▶ _THE EXERCISE_
Copy the records below exactly, leaving out any pictures.

══ MATERIAL SUPPLIED

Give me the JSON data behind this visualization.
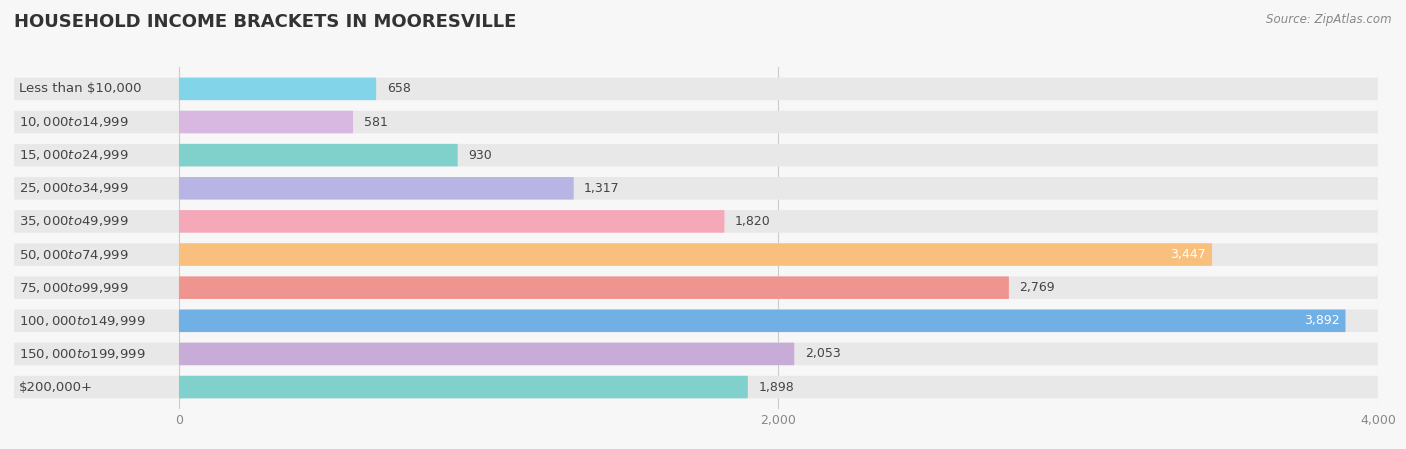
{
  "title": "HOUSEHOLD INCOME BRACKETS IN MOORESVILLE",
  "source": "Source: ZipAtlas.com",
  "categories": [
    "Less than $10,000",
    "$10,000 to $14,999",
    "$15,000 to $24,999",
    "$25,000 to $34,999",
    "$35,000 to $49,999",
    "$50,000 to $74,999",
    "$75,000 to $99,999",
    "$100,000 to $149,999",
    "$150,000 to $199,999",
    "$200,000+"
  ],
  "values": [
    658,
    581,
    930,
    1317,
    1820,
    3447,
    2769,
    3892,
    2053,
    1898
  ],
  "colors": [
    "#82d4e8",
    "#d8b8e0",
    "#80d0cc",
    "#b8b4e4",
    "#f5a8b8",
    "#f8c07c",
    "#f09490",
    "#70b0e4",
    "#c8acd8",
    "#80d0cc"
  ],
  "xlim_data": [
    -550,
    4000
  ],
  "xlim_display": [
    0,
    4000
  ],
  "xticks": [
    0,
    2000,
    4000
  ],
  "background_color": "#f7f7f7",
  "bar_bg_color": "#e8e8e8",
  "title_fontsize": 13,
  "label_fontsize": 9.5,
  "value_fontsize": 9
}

════

▶ _TASK ANSWER_
Give me the JSON data behind this visualization.
{
  "title": "HOUSEHOLD INCOME BRACKETS IN MOORESVILLE",
  "source": "Source: ZipAtlas.com",
  "categories": [
    "Less than $10,000",
    "$10,000 to $14,999",
    "$15,000 to $24,999",
    "$25,000 to $34,999",
    "$35,000 to $49,999",
    "$50,000 to $74,999",
    "$75,000 to $99,999",
    "$100,000 to $149,999",
    "$150,000 to $199,999",
    "$200,000+"
  ],
  "values": [
    658,
    581,
    930,
    1317,
    1820,
    3447,
    2769,
    3892,
    2053,
    1898
  ],
  "colors": [
    "#82d4e8",
    "#d8b8e0",
    "#80d0cc",
    "#b8b4e4",
    "#f5a8b8",
    "#f8c07c",
    "#f09490",
    "#70b0e4",
    "#c8acd8",
    "#80d0cc"
  ],
  "xlim_data": [
    -550,
    4000
  ],
  "xlim_display": [
    0,
    4000
  ],
  "xticks": [
    0,
    2000,
    4000
  ],
  "background_color": "#f7f7f7",
  "bar_bg_color": "#e8e8e8",
  "title_fontsize": 13,
  "label_fontsize": 9.5,
  "value_fontsize": 9
}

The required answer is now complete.